> [INSTRUCTIONS TO FOLLOW] Copy out each line of the listing that has the word "percentual" in it.

##########

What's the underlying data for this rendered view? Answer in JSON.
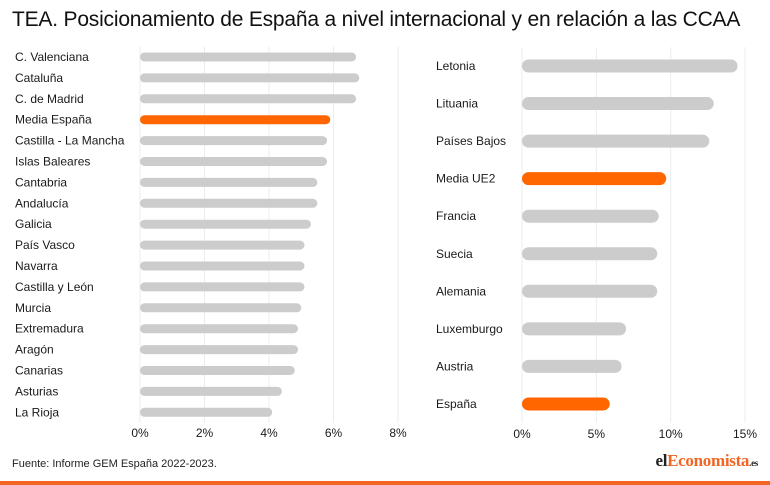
{
  "title": "TEA. Posicionamiento de España a nivel internacional y en relación a las CCAA",
  "source": "Fuente: Informe GEM España 2022-2023.",
  "logo": {
    "part1": "el",
    "part2": "Economista",
    "part3": ".es"
  },
  "colors": {
    "highlight": "#ff6600",
    "bar": "#cccccc",
    "grid": "#ececec",
    "brand": "#f26522"
  },
  "chart_data": [
    {
      "type": "bar",
      "orientation": "horizontal",
      "categories": [
        "C. Valenciana",
        "Cataluña",
        "C. de Madrid",
        "Media España",
        "Castilla - La Mancha",
        "Islas Baleares",
        "Cantabria",
        "Andalucía",
        "Galicia",
        "País Vasco",
        "Navarra",
        "Castilla y León",
        "Murcia",
        "Extremadura",
        "Aragón",
        "Canarias",
        "Asturias",
        "La Rioja"
      ],
      "values": [
        6.7,
        6.8,
        6.7,
        5.9,
        5.8,
        5.8,
        5.5,
        5.5,
        5.3,
        5.1,
        5.1,
        5.1,
        5.0,
        4.9,
        4.9,
        4.8,
        4.4,
        4.1
      ],
      "highlight": [
        "Media España"
      ],
      "xlim": [
        0,
        8
      ],
      "ticks": [
        "0%",
        "2%",
        "4%",
        "6%",
        "8%"
      ],
      "tick_values": [
        0,
        2,
        4,
        6,
        8
      ],
      "grid": true
    },
    {
      "type": "bar",
      "orientation": "horizontal",
      "categories": [
        "Letonia",
        "Lituania",
        "Países Bajos",
        "Media UE2",
        "Francia",
        "Suecia",
        "Alemania",
        "Luxemburgo",
        "Austria",
        "España"
      ],
      "values": [
        14.5,
        12.9,
        12.6,
        9.7,
        9.2,
        9.1,
        9.1,
        7.0,
        6.7,
        5.9
      ],
      "highlight": [
        "Media UE2",
        "España"
      ],
      "xlim": [
        0,
        15
      ],
      "ticks": [
        "0%",
        "5%",
        "10%",
        "15%"
      ],
      "tick_values": [
        0,
        5,
        10,
        15
      ],
      "grid": true
    }
  ]
}
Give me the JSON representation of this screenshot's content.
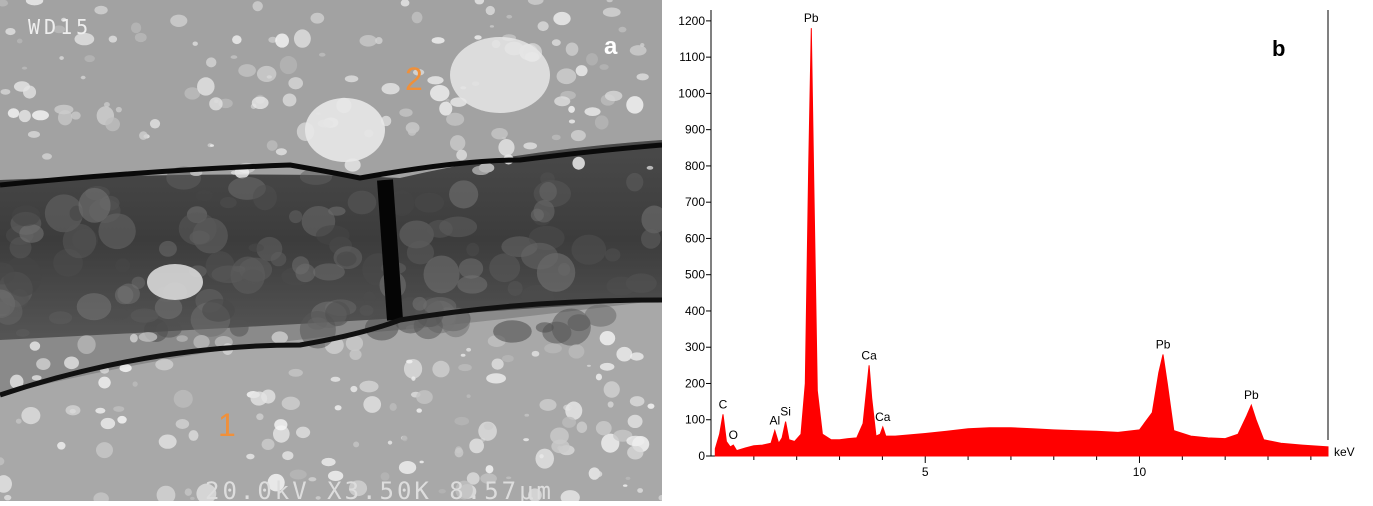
{
  "panel_a": {
    "detector": "WD15",
    "panel_label": "a",
    "point_labels": [
      "2",
      "1"
    ],
    "footer": "20.0kV X3.50K 8.57μm"
  },
  "chart_data": {
    "type": "area",
    "panel_label": "b",
    "x_label": "keV",
    "color": "#ff0000",
    "x": [
      0.1,
      0.2,
      0.28,
      0.36,
      0.45,
      0.52,
      0.6,
      0.8,
      1.0,
      1.2,
      1.4,
      1.49,
      1.58,
      1.66,
      1.74,
      1.82,
      1.95,
      2.1,
      2.2,
      2.28,
      2.34,
      2.4,
      2.48,
      2.6,
      2.8,
      3.0,
      3.2,
      3.4,
      3.55,
      3.63,
      3.69,
      3.75,
      3.85,
      3.95,
      4.01,
      4.08,
      4.3,
      4.6,
      5.0,
      5.5,
      6.0,
      6.5,
      7.0,
      7.5,
      8.0,
      8.5,
      9.0,
      9.5,
      10.0,
      10.3,
      10.45,
      10.55,
      10.65,
      10.8,
      11.2,
      11.6,
      12.0,
      12.3,
      12.5,
      12.61,
      12.72,
      12.9,
      13.3,
      13.8,
      14.4
    ],
    "values": [
      20,
      60,
      115,
      40,
      25,
      30,
      15,
      22,
      28,
      30,
      35,
      70,
      35,
      50,
      95,
      45,
      40,
      60,
      200,
      800,
      1180,
      750,
      180,
      60,
      45,
      45,
      48,
      50,
      90,
      180,
      250,
      160,
      55,
      60,
      80,
      55,
      55,
      58,
      62,
      68,
      75,
      78,
      78,
      75,
      72,
      70,
      68,
      65,
      72,
      120,
      230,
      280,
      200,
      70,
      55,
      50,
      48,
      60,
      110,
      140,
      100,
      45,
      35,
      30,
      25
    ],
    "peak_labels": [
      {
        "label": "C",
        "x": 0.28,
        "y": 115
      },
      {
        "label": "O",
        "x": 0.52,
        "y": 30
      },
      {
        "label": "Al",
        "x": 1.49,
        "y": 70
      },
      {
        "label": "Si",
        "x": 1.74,
        "y": 95
      },
      {
        "label": "Pb",
        "x": 2.34,
        "y": 1180
      },
      {
        "label": "Ca",
        "x": 3.69,
        "y": 250
      },
      {
        "label": "Ca",
        "x": 4.01,
        "y": 80
      },
      {
        "label": "Pb",
        "x": 10.55,
        "y": 280
      },
      {
        "label": "Pb",
        "x": 12.61,
        "y": 140
      }
    ],
    "xlim": [
      0,
      14.4
    ],
    "ylim": [
      0,
      1230
    ],
    "xticks": [
      5,
      10
    ],
    "xminorticks": [
      1,
      2,
      3,
      4,
      6,
      7,
      8,
      9,
      11,
      12,
      13,
      14
    ],
    "yticks": [
      0,
      100,
      200,
      300,
      400,
      500,
      600,
      700,
      800,
      900,
      1000,
      1100,
      1200
    ]
  }
}
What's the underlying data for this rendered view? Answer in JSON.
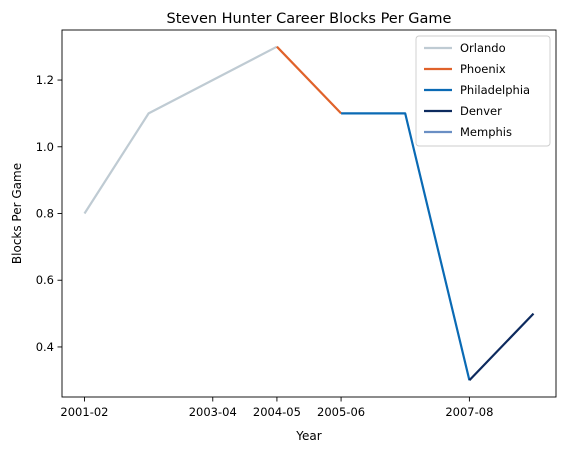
{
  "chart_data": {
    "type": "line",
    "title": "Steven Hunter Career Blocks Per Game",
    "xlabel": "Year",
    "ylabel": "Blocks Per Game",
    "x_ticks": [
      "2001-02",
      "2003-04",
      "2004-05",
      "2005-06",
      "2007-08"
    ],
    "y_ticks": [
      "0.4",
      "0.6",
      "0.8",
      "1.0",
      "1.2"
    ],
    "ylim": [
      0.25,
      1.35
    ],
    "grid": false,
    "legend_position": "top-right",
    "series": [
      {
        "name": "Orlando",
        "color": "#bfcbd3",
        "points": [
          {
            "x": "2001-02",
            "y": 0.8
          },
          {
            "x": "2002-03",
            "y": 1.1
          },
          {
            "x": "2004-05",
            "y": 1.3
          }
        ]
      },
      {
        "name": "Phoenix",
        "color": "#e0622a",
        "points": [
          {
            "x": "2004-05",
            "y": 1.3
          },
          {
            "x": "2005-06",
            "y": 1.1
          }
        ]
      },
      {
        "name": "Philadelphia",
        "color": "#0a6ab4",
        "points": [
          {
            "x": "2005-06",
            "y": 1.1
          },
          {
            "x": "2006-07",
            "y": 1.1
          },
          {
            "x": "2007-08",
            "y": 0.3
          }
        ]
      },
      {
        "name": "Denver",
        "color": "#0d2a5e",
        "points": [
          {
            "x": "2007-08",
            "y": 0.3
          },
          {
            "x": "2008-09",
            "y": 0.5
          }
        ]
      },
      {
        "name": "Memphis",
        "color": "#6a8fc4",
        "points": []
      }
    ]
  }
}
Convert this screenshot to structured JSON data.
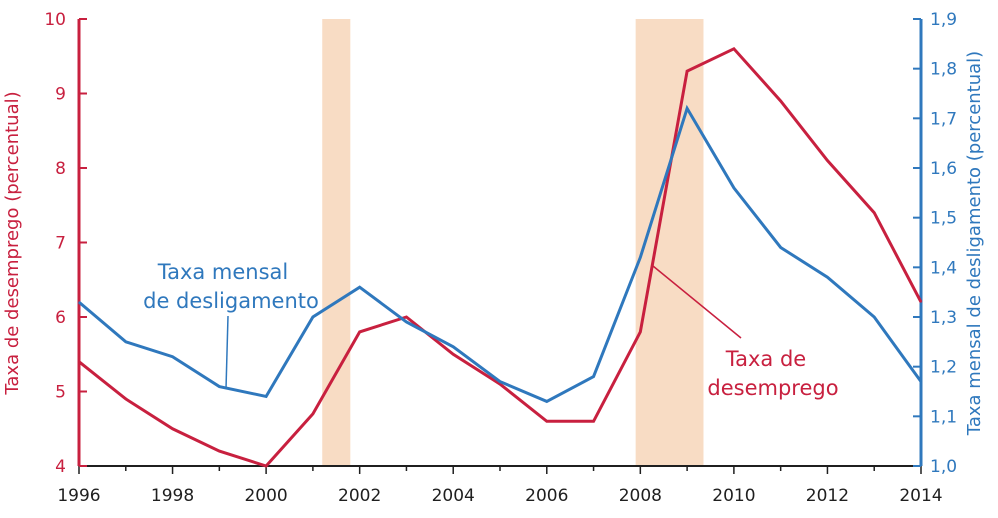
{
  "colors": {
    "unemployment": "#c8203f",
    "separation": "#2f78bd",
    "recession": "#f8dcc4",
    "axis_dark": "#1f1f1f"
  },
  "chart_data": {
    "type": "line",
    "x_ticks": [
      "1996",
      "1998",
      "2000",
      "2002",
      "2004",
      "2006",
      "2008",
      "2010",
      "2012",
      "2014"
    ],
    "y_left_ticks": [
      "4",
      "5",
      "6",
      "7",
      "8",
      "9",
      "10"
    ],
    "y_right_ticks": [
      "1,0",
      "1,1",
      "1,2",
      "1,3",
      "1,4",
      "1,5",
      "1,6",
      "1,7",
      "1,8",
      "1,9"
    ],
    "y_left_label": "Taxa de desemprego (percentual)",
    "y_right_label": "Taxa mensal de desligamento (percentual)",
    "xlim": [
      1996,
      2014
    ],
    "ylim_left": [
      4,
      10
    ],
    "ylim_right": [
      1.0,
      1.9
    ],
    "recessions": [
      [
        2001.2,
        2001.8
      ],
      [
        2007.9,
        2009.35
      ]
    ],
    "series": [
      {
        "name": "Taxa de desemprego",
        "axis": "left",
        "x": [
          1996,
          1997,
          1998,
          1999,
          2000,
          2001,
          2002,
          2003,
          2004,
          2005,
          2006,
          2007,
          2008,
          2009,
          2010,
          2011,
          2012,
          2013,
          2014
        ],
        "values": [
          5.4,
          4.9,
          4.5,
          4.2,
          4.0,
          4.7,
          5.8,
          6.0,
          5.5,
          5.1,
          4.6,
          4.6,
          5.8,
          9.3,
          9.6,
          8.9,
          8.1,
          7.4,
          6.2
        ]
      },
      {
        "name": "Taxa mensal de desligamento",
        "axis": "right",
        "x": [
          1996,
          1997,
          1998,
          1999,
          2000,
          2001,
          2002,
          2003,
          2004,
          2005,
          2006,
          2007,
          2008,
          2009,
          2010,
          2011,
          2012,
          2013,
          2014
        ],
        "values": [
          1.33,
          1.25,
          1.22,
          1.16,
          1.14,
          1.3,
          1.36,
          1.29,
          1.24,
          1.17,
          1.13,
          1.18,
          1.42,
          1.72,
          1.56,
          1.44,
          1.38,
          1.3,
          1.17
        ]
      }
    ],
    "annotations": {
      "separation_label": [
        "Taxa mensal",
        "de desligamento"
      ],
      "unemployment_label": [
        "Taxa de",
        "desemprego"
      ]
    }
  }
}
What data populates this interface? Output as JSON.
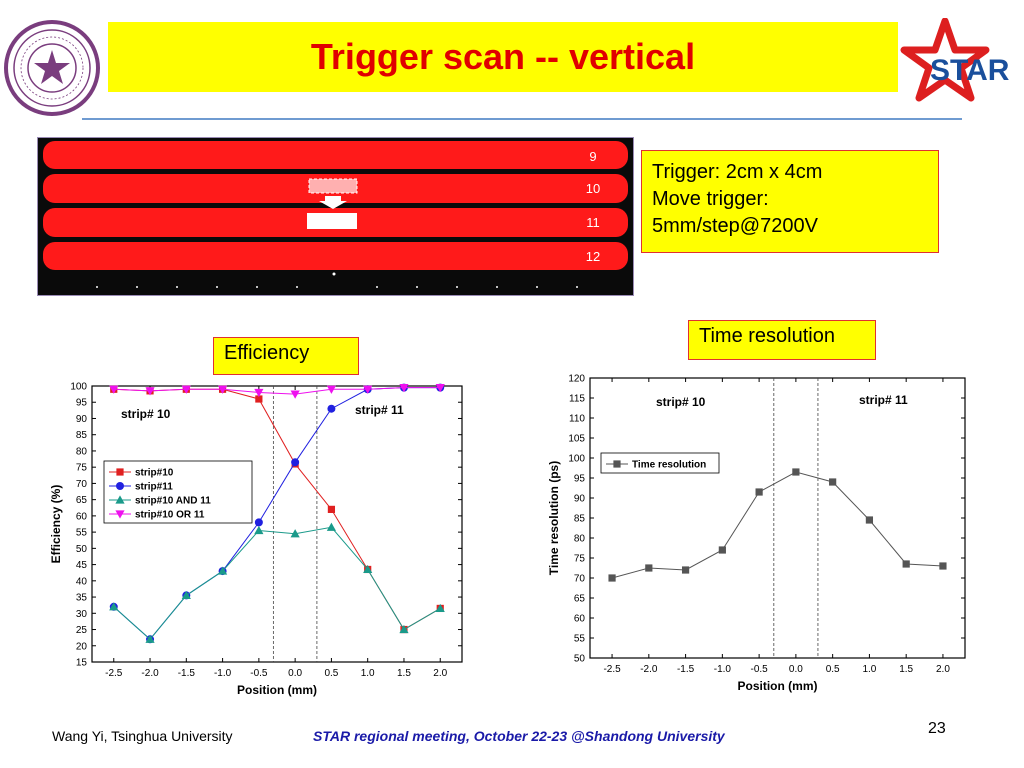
{
  "slide": {
    "title": "Trigger scan -- vertical",
    "logo_text": "STAR",
    "trigger_info": [
      "Trigger: 2cm x 4cm",
      "Move trigger:",
      "5mm/step@7200V"
    ],
    "strip_numbers": [
      "9",
      "10",
      "11",
      "12"
    ],
    "efficiency_label": "Efficiency",
    "time_resolution_label": "Time resolution",
    "footer_left": "Wang Yi, Tsinghua University",
    "footer_center": "STAR regional meeting, October 22-23 @Shandong University",
    "page_number": "23",
    "colors": {
      "title_bg": "#ffff00",
      "title_text": "#e00000",
      "strip_red": "#ff1a1a",
      "footer_blue": "#1a1aa8"
    }
  },
  "chart_data": [
    {
      "type": "line",
      "title": "",
      "xlabel": "Position (mm)",
      "ylabel": "Efficiency (%)",
      "xlim": [
        -2.8,
        2.3
      ],
      "ylim": [
        15,
        100
      ],
      "xticks": [
        -2.5,
        -2.0,
        -1.5,
        -1.0,
        -0.5,
        0.0,
        0.5,
        1.0,
        1.5,
        2.0
      ],
      "yticks": [
        15,
        20,
        25,
        30,
        35,
        40,
        45,
        50,
        55,
        60,
        65,
        70,
        75,
        80,
        85,
        90,
        95,
        100
      ],
      "x": [
        -2.5,
        -2.0,
        -1.5,
        -1.0,
        -0.5,
        0.0,
        0.5,
        1.0,
        1.5,
        2.0
      ],
      "annotations": [
        "strip# 10",
        "strip# 11"
      ],
      "vlines": [
        -0.3,
        0.3
      ],
      "legend_position": "middle-left",
      "series": [
        {
          "name": "strip#10",
          "color": "#e02020",
          "marker": "square",
          "values": [
            99,
            98.5,
            99,
            99,
            96,
            76,
            62,
            43.5,
            25,
            31.5
          ]
        },
        {
          "name": "strip#11",
          "color": "#2020e0",
          "marker": "circle",
          "values": [
            32,
            22,
            35.5,
            43,
            58,
            76.5,
            93,
            99,
            99.5,
            99.5
          ]
        },
        {
          "name": "strip#10 AND 11",
          "color": "#1a9a8a",
          "marker": "triangle-up",
          "values": [
            32,
            22,
            35.5,
            43,
            55.5,
            54.5,
            56.5,
            43.5,
            25,
            31.5
          ]
        },
        {
          "name": "strip#10 OR 11",
          "color": "#ee10ee",
          "marker": "triangle-down",
          "values": [
            99,
            98.5,
            99,
            99,
            98,
            97.5,
            99,
            99,
            99.5,
            99.5
          ]
        }
      ]
    },
    {
      "type": "line",
      "title": "",
      "xlabel": "Position (mm)",
      "ylabel": "Time resolution (ps)",
      "xlim": [
        -2.8,
        2.3
      ],
      "ylim": [
        50,
        120
      ],
      "xticks": [
        -2.5,
        -2.0,
        -1.5,
        -1.0,
        -0.5,
        0.0,
        0.5,
        1.0,
        1.5,
        2.0
      ],
      "yticks": [
        50,
        55,
        60,
        65,
        70,
        75,
        80,
        85,
        90,
        95,
        100,
        105,
        110,
        115,
        120
      ],
      "x": [
        -2.5,
        -2.0,
        -1.5,
        -1.0,
        -0.5,
        0.0,
        0.5,
        1.0,
        1.5,
        2.0
      ],
      "annotations": [
        "strip# 10",
        "strip# 11"
      ],
      "vlines": [
        -0.3,
        0.3
      ],
      "legend_position": "top-left",
      "series": [
        {
          "name": "Time resolution",
          "color": "#555555",
          "marker": "square",
          "values": [
            70,
            72.5,
            72,
            77,
            91.5,
            96.5,
            94,
            84.5,
            73.5,
            73
          ]
        }
      ]
    }
  ]
}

##########

> [RESPONSE TO THE EXERCISE]
    "y_left_label": "Taxa de desemprego (percentual)",
    "y_right_label": "Taxa mensal de desligamento (percentual)",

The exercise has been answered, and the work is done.